● **Goal**
Copy out all lines carrying the word "száma".

● **Information provided**

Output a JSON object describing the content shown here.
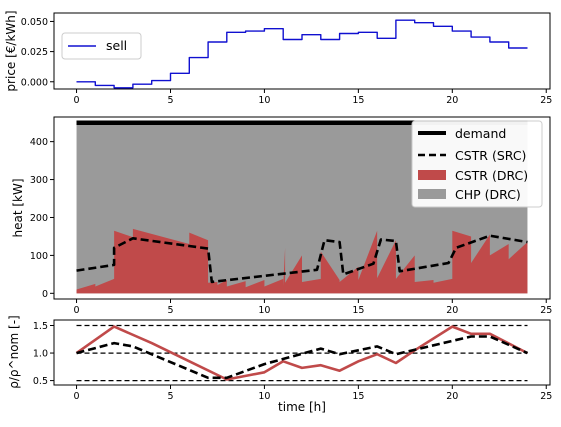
{
  "chart_data": [
    {
      "type": "line",
      "panel": "price",
      "ylabel": "price [€/kWh]",
      "xlim": [
        -1.2,
        25.2
      ],
      "ylim": [
        -0.006,
        0.057
      ],
      "xticks": [
        "0",
        "5",
        "10",
        "15",
        "20",
        "25"
      ],
      "yticks": [
        "0.000",
        "0.025",
        "0.050"
      ],
      "ytick_values": [
        0.0,
        0.025,
        0.05
      ],
      "legend": "top-left",
      "series": [
        {
          "name": "sell",
          "color": "#1010d0",
          "style": "step-post",
          "x": [
            0,
            1,
            2,
            3,
            4,
            5,
            6,
            7,
            8,
            9,
            10,
            11,
            12,
            13,
            14,
            15,
            16,
            17,
            18,
            19,
            20,
            21,
            22,
            23,
            24
          ],
          "values": [
            0.0,
            -0.003,
            -0.005,
            -0.002,
            0.001,
            0.007,
            0.02,
            0.033,
            0.041,
            0.042,
            0.044,
            0.035,
            0.039,
            0.035,
            0.04,
            0.041,
            0.036,
            0.051,
            0.049,
            0.046,
            0.042,
            0.037,
            0.033,
            0.028,
            0.028
          ]
        }
      ]
    },
    {
      "type": "area",
      "panel": "heat",
      "ylabel": "heat [kW]",
      "xlim": [
        -1.2,
        25.2
      ],
      "ylim": [
        -15,
        465
      ],
      "xticks": [
        "0",
        "5",
        "10",
        "15",
        "20",
        "25"
      ],
      "yticks": [
        "0",
        "100",
        "200",
        "300",
        "400"
      ],
      "ytick_values": [
        0,
        100,
        200,
        300,
        400
      ],
      "legend": "top-right",
      "series": [
        {
          "name": "demand",
          "color": "#000000",
          "style": "solid-thick",
          "x": [
            0,
            24
          ],
          "values": [
            450,
            450
          ]
        },
        {
          "name": "CSTR (SRC)",
          "color": "#000000",
          "style": "dashed",
          "x": [
            0,
            2,
            2,
            3,
            7,
            7.2,
            12.8,
            13.2,
            14,
            14.2,
            15.8,
            16.2,
            17,
            17.2,
            19.8,
            20.2,
            22,
            24
          ],
          "values": [
            60,
            75,
            120,
            145,
            118,
            30,
            62,
            140,
            135,
            50,
            78,
            142,
            138,
            58,
            80,
            120,
            152,
            135
          ]
        },
        {
          "name": "CSTR (DRC)",
          "color": "#c04a4a",
          "style": "fill",
          "x": [
            0,
            0,
            1,
            1,
            2,
            2,
            3,
            3,
            6,
            6,
            7,
            7,
            7.5,
            7.5,
            8,
            8,
            9,
            9,
            10,
            10,
            11,
            11,
            11.1,
            11.1,
            12,
            12,
            13,
            13,
            14,
            14,
            15,
            15,
            16,
            16,
            17,
            17,
            18,
            18,
            19,
            19,
            20,
            20,
            21,
            21,
            22,
            22,
            23,
            23,
            24,
            24
          ],
          "values": [
            0,
            10,
            25,
            18,
            38,
            165,
            148,
            170,
            130,
            160,
            140,
            28,
            30,
            22,
            35,
            18,
            32,
            16,
            35,
            18,
            38,
            20,
            120,
            28,
            100,
            30,
            38,
            110,
            35,
            30,
            70,
            35,
            165,
            40,
            140,
            38,
            100,
            30,
            35,
            28,
            38,
            165,
            150,
            80,
            155,
            100,
            130,
            90,
            135,
            0
          ]
        },
        {
          "name": "CHP (DRC)",
          "color": "#9a9a9a",
          "style": "fill",
          "x": [
            0,
            24
          ],
          "values": [
            450,
            450
          ]
        }
      ]
    },
    {
      "type": "line",
      "panel": "rho",
      "xlabel": "time [h]",
      "ylabel": "ρ/ρ^nom [-]",
      "xlim": [
        -1.2,
        25.2
      ],
      "ylim": [
        0.42,
        1.6
      ],
      "xticks": [
        "0",
        "5",
        "10",
        "15",
        "20",
        "25"
      ],
      "yticks": [
        "0.5",
        "1.0",
        "1.5"
      ],
      "ytick_values": [
        0.5,
        1.0,
        1.5
      ],
      "series": [
        {
          "name": "ref-1.5",
          "color": "#000000",
          "style": "dashed-thin",
          "x": [
            0,
            24
          ],
          "values": [
            1.5,
            1.5
          ]
        },
        {
          "name": "ref-1.0",
          "color": "#000000",
          "style": "dashed-thin",
          "x": [
            0,
            24
          ],
          "values": [
            1.0,
            1.0
          ]
        },
        {
          "name": "ref-0.5",
          "color": "#000000",
          "style": "dashed-thin",
          "x": [
            0,
            24
          ],
          "values": [
            0.5,
            0.5
          ]
        },
        {
          "name": "CSTR (DRC)",
          "color": "#c04a4a",
          "style": "solid",
          "x": [
            0,
            2,
            4,
            6,
            8,
            10,
            11,
            12,
            13,
            14,
            15,
            16,
            17,
            18,
            20,
            21,
            22,
            24
          ],
          "values": [
            1.0,
            1.48,
            1.18,
            0.85,
            0.52,
            0.65,
            0.85,
            0.73,
            0.78,
            0.68,
            0.85,
            0.98,
            0.82,
            1.05,
            1.48,
            1.35,
            1.35,
            1.0
          ]
        },
        {
          "name": "CSTR (SRC)",
          "color": "#000000",
          "style": "dashed",
          "x": [
            0,
            2,
            3,
            7,
            8,
            10,
            13,
            14,
            16,
            17,
            20,
            21,
            22,
            24
          ],
          "values": [
            1.0,
            1.18,
            1.12,
            0.55,
            0.55,
            0.8,
            1.08,
            0.98,
            1.12,
            0.98,
            1.22,
            1.3,
            1.3,
            1.0
          ]
        }
      ]
    }
  ]
}
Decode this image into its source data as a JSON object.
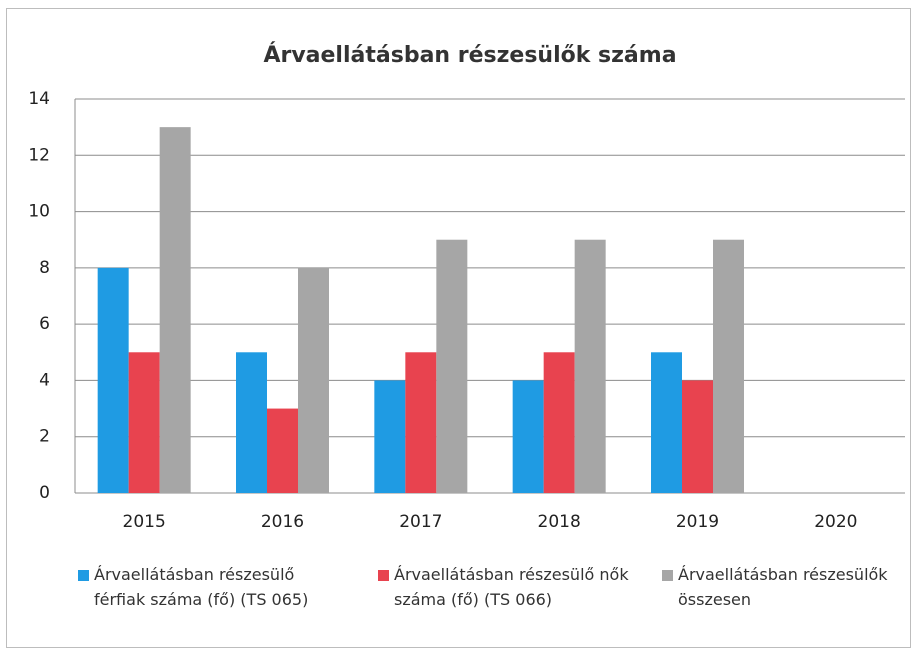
{
  "chart_data": {
    "type": "bar",
    "title": "Árvaellátásban részesülők száma",
    "categories": [
      "2015",
      "2016",
      "2017",
      "2018",
      "2019",
      "2020"
    ],
    "series": [
      {
        "name": "Árvaellátásban részesülő férfiak száma (fő) (TS 065)",
        "color": "#1f9be3",
        "values": [
          8,
          5,
          4,
          4,
          5,
          null
        ]
      },
      {
        "name": "Árvaellátásban részesülő nők száma (fő) (TS 066)",
        "color": "#e8434f",
        "values": [
          5,
          3,
          5,
          5,
          4,
          null
        ]
      },
      {
        "name": "Árvaellátásban részesülők összesen",
        "color": "#a6a6a6",
        "values": [
          13,
          8,
          9,
          9,
          9,
          null
        ]
      }
    ],
    "ylim": [
      0,
      14
    ],
    "yticks": [
      0,
      2,
      4,
      6,
      8,
      10,
      12,
      14
    ],
    "grid": true,
    "legend": "bottom"
  }
}
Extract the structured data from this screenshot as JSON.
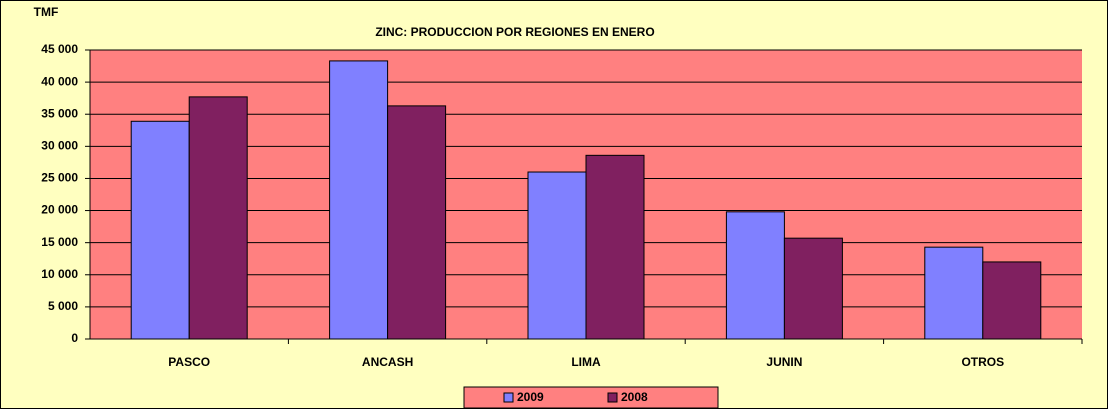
{
  "chart_data": {
    "type": "bar",
    "title": "ZINC: PRODUCCION POR REGIONES EN ENERO",
    "y_label": "TMF",
    "categories": [
      "PASCO",
      "ANCASH",
      "LIMA",
      "JUNIN",
      "OTROS"
    ],
    "series": [
      {
        "name": "2009",
        "color": "#8080ff",
        "values": [
          33900,
          43300,
          26000,
          19800,
          14300
        ]
      },
      {
        "name": "2008",
        "color": "#802060",
        "values": [
          37700,
          36300,
          28600,
          15700,
          12000
        ]
      }
    ],
    "ylim": [
      0,
      45000
    ],
    "yticks": [
      0,
      {
        "value": 5000,
        "label": "5 000"
      },
      {
        "value": 10000,
        "label": "10 000"
      },
      {
        "value": 15000,
        "label": "15 000"
      },
      {
        "value": 20000,
        "label": "20 000"
      },
      {
        "value": 25000,
        "label": "25 000"
      },
      {
        "value": 30000,
        "label": "30 000"
      },
      {
        "value": 35000,
        "label": "35 000"
      },
      {
        "value": 40000,
        "label": "40 000"
      },
      {
        "value": 45000,
        "label": "45 000"
      }
    ],
    "grid": true,
    "legend": "bottom"
  }
}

● **Expected output**
    "title": "Árvaellátásban részesülők száma",
        "name": "Árvaellátásban részesülő férfiak száma (fő) (TS 065)",
        "name": "Árvaellátásban részesülő nők száma (fő) (TS 066)",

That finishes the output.